**TASK REQUIREMENTS:**
A - In the text on mesoglea, what do the wandering amoebocytes in the mesoglea do?
B - Write the next part of the text on mesoglea, starting after its last sentence.

*** PROVIDED TEXT Section Begins ***

= Mesoglea =

Substance found in cnidarians

Mesoglea refers to the extracellular matrix found in cnidarians like coral or jellyfish as well as ctenophores that functions as a hydrostatic skeleton. It is related to but distinct from mesohyl, which generally refers to extracellular material found in sponges.

==Description==
The mesoglea is mostly water. Other than water, the mesoglea is composed of several substances including fibrous proteins, like collagen and heparan sulfate proteoglycans. The mesoglea is mostly acellular, but in both Cnidaria and Ctenophora the mesoglea contains muscle bundles and nerve fibres. Other nerve and muscle cells lie just under the epithelial layers. The mesoglea also contains wandering amoebocytes that play a role in phagocytosing debris and bacteria. These cells also fight infections by producing antibacterial chemicals.

*** PROVIDED TEXT Section Ends ***
*** SOURCE INFORMATION Section Begins ***

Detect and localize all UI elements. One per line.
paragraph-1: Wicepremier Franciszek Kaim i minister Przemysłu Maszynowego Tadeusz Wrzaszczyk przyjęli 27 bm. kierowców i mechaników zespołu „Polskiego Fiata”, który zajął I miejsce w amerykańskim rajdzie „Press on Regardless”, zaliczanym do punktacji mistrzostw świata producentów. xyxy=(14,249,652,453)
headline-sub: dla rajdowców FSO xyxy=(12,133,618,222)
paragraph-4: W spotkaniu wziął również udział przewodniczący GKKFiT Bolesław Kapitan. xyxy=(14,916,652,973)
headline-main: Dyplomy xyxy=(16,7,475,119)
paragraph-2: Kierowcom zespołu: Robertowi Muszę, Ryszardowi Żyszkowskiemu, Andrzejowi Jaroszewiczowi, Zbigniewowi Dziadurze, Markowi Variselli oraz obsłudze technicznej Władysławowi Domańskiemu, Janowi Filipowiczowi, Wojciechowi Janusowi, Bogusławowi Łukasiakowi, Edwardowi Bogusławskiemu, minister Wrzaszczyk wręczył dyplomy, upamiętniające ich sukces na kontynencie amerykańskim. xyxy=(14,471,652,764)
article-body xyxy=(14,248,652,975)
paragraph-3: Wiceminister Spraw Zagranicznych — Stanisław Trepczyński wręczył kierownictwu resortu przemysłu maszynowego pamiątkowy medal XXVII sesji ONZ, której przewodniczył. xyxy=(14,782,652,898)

*** SOURCE INFORMATION Section Ends ***

**SET OF ANSWERS:**
A - They phagocytose debris and bacteria and fight infections by producing antibacterial chemicals.

B -
The mesoglea may be thinner than either of the cell layers in smaller coelenterates like a hydra or may make up the bulk of the body in larger jellyfish. The mesoglea serves as an internal skeleton, supporting the body. Its elastic properties help restore the shape after it is deformed by the contraction of muscles. However, without the buoyancy of water to support it, the mesoglea is not stiff enough to bear the weight of the body and coelenterates generally tend to flatten out, or even collapse when they are taken out of water.

The mesoglea is sandwiched between the epidermis and the gastrodermis. In some jellyfish the epidermis on the umbrella/bell surface seems to break off when the jellyfish grows so the mesoglea of older jellyfish is directly exposed to the water.

The mesoglea itself consists of multiple layers that can be differentiated by their electron density. The most prominent of these are the basal lamina and the interstitial matrix.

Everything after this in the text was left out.